• [DATA SHOWN]

::::

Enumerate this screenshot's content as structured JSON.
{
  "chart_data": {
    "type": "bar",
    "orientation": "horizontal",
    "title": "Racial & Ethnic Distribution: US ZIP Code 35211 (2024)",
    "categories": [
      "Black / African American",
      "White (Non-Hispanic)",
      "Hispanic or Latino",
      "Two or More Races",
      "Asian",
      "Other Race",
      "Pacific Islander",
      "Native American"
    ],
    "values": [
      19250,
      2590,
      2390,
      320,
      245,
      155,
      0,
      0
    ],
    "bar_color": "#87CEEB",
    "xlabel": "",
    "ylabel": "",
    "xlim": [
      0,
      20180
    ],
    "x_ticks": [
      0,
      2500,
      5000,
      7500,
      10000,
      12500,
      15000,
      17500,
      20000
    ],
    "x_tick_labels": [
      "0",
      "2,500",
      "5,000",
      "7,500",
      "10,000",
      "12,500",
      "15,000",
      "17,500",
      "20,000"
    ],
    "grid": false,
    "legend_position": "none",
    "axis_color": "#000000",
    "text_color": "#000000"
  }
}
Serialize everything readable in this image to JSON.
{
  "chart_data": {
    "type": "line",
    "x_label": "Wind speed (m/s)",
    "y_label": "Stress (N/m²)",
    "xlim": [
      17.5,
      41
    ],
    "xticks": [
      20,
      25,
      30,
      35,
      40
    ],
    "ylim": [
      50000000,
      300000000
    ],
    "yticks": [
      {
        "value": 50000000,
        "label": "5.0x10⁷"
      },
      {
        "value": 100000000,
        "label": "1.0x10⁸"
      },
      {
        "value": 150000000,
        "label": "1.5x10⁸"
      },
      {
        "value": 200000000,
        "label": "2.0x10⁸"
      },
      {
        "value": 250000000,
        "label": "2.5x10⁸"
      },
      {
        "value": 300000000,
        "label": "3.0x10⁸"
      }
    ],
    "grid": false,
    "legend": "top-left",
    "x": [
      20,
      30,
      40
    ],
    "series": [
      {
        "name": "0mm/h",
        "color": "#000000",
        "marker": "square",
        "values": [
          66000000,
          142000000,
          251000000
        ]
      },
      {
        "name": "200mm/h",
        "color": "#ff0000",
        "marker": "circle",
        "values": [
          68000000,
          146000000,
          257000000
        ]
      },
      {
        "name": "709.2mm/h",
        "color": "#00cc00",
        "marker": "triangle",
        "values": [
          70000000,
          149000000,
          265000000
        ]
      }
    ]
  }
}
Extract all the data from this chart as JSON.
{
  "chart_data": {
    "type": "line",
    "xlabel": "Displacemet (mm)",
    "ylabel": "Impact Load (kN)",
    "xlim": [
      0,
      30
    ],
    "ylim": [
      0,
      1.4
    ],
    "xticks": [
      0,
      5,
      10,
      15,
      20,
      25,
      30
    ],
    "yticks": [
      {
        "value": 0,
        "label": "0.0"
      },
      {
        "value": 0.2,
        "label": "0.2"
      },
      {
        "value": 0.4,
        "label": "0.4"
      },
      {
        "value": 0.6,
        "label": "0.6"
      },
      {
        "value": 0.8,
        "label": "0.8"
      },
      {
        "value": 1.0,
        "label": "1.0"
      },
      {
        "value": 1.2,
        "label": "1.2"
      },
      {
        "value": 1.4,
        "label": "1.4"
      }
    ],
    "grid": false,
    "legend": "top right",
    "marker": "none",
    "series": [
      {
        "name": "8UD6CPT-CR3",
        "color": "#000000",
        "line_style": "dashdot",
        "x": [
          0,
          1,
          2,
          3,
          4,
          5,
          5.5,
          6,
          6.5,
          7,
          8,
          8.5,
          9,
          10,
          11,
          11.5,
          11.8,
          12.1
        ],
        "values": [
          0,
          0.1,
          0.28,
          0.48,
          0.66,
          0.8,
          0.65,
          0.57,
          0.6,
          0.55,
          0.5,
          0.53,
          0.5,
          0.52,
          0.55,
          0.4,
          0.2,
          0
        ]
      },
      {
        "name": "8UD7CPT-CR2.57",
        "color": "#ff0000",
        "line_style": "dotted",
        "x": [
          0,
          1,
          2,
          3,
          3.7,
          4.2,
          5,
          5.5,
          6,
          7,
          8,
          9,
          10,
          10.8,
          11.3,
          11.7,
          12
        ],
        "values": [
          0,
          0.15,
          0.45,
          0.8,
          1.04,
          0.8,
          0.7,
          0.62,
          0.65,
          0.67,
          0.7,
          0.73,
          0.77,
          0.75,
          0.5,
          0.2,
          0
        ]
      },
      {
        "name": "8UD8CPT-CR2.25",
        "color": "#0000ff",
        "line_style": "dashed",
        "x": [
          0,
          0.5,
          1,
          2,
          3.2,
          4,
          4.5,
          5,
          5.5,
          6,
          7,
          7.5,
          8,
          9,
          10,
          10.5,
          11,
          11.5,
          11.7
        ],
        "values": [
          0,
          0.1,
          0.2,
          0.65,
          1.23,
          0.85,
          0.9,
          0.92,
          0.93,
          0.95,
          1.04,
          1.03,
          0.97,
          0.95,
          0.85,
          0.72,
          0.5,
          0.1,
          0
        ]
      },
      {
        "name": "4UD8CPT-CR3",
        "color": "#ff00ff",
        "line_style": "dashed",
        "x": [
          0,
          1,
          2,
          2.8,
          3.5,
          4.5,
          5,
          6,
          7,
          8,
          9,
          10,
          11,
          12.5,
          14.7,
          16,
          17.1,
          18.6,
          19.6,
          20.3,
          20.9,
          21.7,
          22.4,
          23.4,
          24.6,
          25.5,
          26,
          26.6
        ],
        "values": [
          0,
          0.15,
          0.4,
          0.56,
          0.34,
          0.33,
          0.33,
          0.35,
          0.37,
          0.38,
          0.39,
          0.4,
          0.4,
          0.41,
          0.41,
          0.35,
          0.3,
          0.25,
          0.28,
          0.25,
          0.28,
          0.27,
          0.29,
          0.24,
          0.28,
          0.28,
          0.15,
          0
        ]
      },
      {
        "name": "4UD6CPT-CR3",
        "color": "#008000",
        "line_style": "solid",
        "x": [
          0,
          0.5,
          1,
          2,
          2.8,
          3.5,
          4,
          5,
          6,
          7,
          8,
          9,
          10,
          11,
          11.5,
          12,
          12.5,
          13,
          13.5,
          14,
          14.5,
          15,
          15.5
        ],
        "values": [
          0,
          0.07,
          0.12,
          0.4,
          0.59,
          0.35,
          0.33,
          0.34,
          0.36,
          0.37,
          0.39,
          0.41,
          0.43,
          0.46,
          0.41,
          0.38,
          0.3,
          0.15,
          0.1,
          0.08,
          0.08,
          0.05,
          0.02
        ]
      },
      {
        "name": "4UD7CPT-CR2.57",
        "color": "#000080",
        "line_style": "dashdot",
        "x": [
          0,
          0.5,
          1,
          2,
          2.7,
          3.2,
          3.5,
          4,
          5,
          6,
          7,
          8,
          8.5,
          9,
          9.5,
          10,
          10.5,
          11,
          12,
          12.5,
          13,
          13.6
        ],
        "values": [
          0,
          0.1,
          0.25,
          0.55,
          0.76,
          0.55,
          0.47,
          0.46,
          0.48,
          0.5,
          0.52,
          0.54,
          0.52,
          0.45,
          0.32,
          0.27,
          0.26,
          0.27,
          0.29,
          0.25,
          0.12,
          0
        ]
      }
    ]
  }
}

::::

• [AIM] List the lines of the entries that include "American".

• [WRITTEN SOLUTION]
      "Black / African American",
      "Native American"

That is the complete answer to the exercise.